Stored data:
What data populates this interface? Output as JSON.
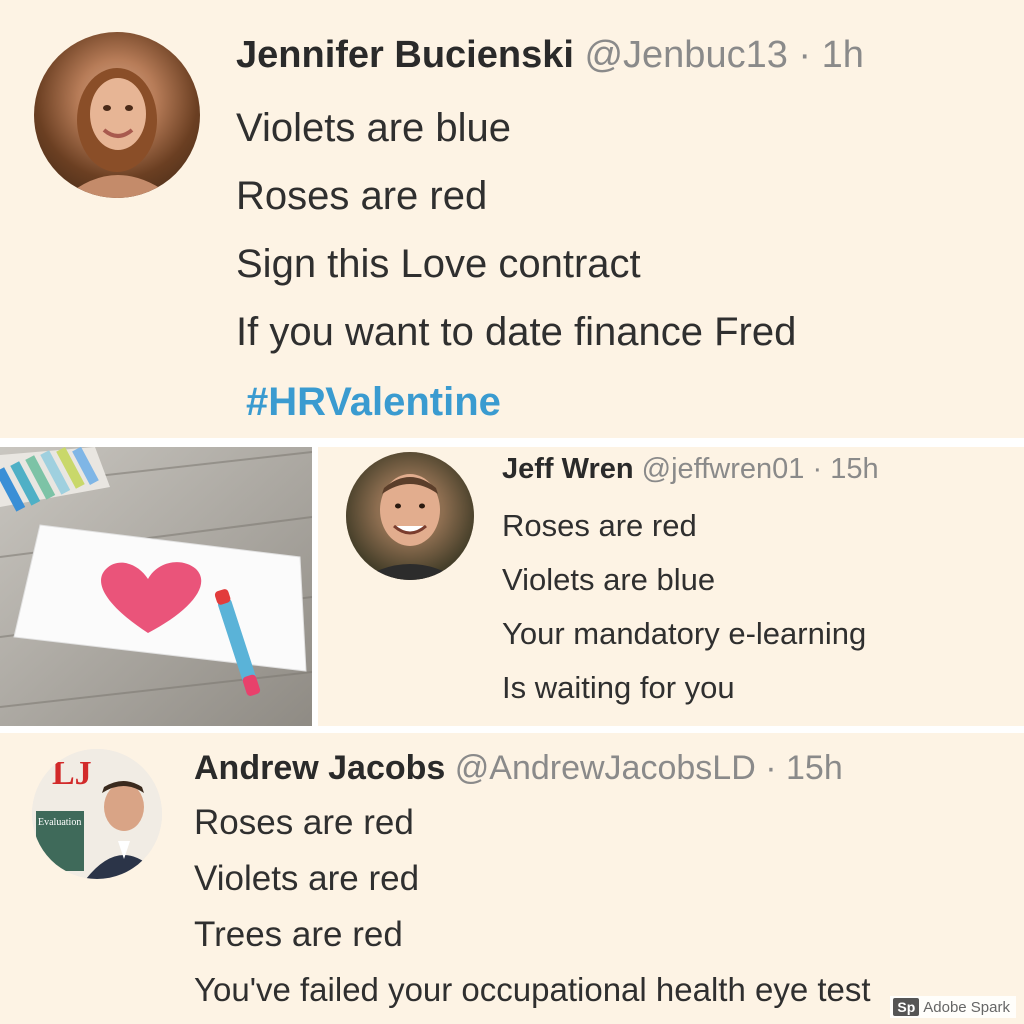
{
  "tweets": [
    {
      "name": "Jennifer Bucienski",
      "handle": "@Jenbuc13",
      "separator": "·",
      "time": "1h",
      "lines": [
        "Violets are blue",
        "Roses are red",
        "Sign this Love contract",
        "If you want to date finance Fred"
      ],
      "hashtag": "#HRValentine"
    },
    {
      "name": "Jeff Wren",
      "handle": "@jeffwren01",
      "separator": "·",
      "time": "15h",
      "lines": [
        "Roses are red",
        "Violets are blue",
        "Your mandatory e-learning",
        "Is waiting for you"
      ]
    },
    {
      "name": "Andrew Jacobs",
      "handle": "@AndrewJacobsLD",
      "separator": "·",
      "time": "15h",
      "lines": [
        "Roses are red",
        "Violets are red",
        "Trees are red",
        "You've failed your occupational health eye test"
      ],
      "avatar_badge": "LJ",
      "avatar_cover_text": "Evaluation"
    }
  ],
  "watermark": {
    "badge": "Sp",
    "text": "Adobe Spark"
  },
  "colors": {
    "panel_bg": "#fdf3e4",
    "hashtag": "#3a9bd0",
    "heart": "#e8416b"
  },
  "icons": [
    "avatar-photo",
    "heart-drawing",
    "crayon",
    "adobe-spark-logo"
  ]
}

Your task. Transcribe the records word for word and include no pictures.

Result of the task.
What data populates this interface? Output as JSON.
{
  "tweets": [
    {
      "name": "Jennifer Bucienski",
      "handle": "@Jenbuc13",
      "separator": "·",
      "time": "1h",
      "lines": [
        "Violets are blue",
        "Roses are red",
        "Sign this Love contract",
        "If you want to date finance Fred"
      ],
      "hashtag": "#HRValentine"
    },
    {
      "name": "Jeff Wren",
      "handle": "@jeffwren01",
      "separator": "·",
      "time": "15h",
      "lines": [
        "Roses are red",
        "Violets are blue",
        "Your mandatory e-learning",
        "Is waiting for you"
      ]
    },
    {
      "name": "Andrew Jacobs",
      "handle": "@AndrewJacobsLD",
      "separator": "·",
      "time": "15h",
      "lines": [
        "Roses are red",
        "Violets are red",
        "Trees are red",
        "You've failed your occupational health eye test"
      ],
      "avatar_badge": "LJ",
      "avatar_cover_text": "Evaluation"
    }
  ],
  "watermark": {
    "badge": "Sp",
    "text": "Adobe Spark"
  },
  "colors": {
    "panel_bg": "#fdf3e4",
    "hashtag": "#3a9bd0",
    "heart": "#e8416b"
  },
  "icons": [
    "avatar-photo",
    "heart-drawing",
    "crayon",
    "adobe-spark-logo"
  ]
}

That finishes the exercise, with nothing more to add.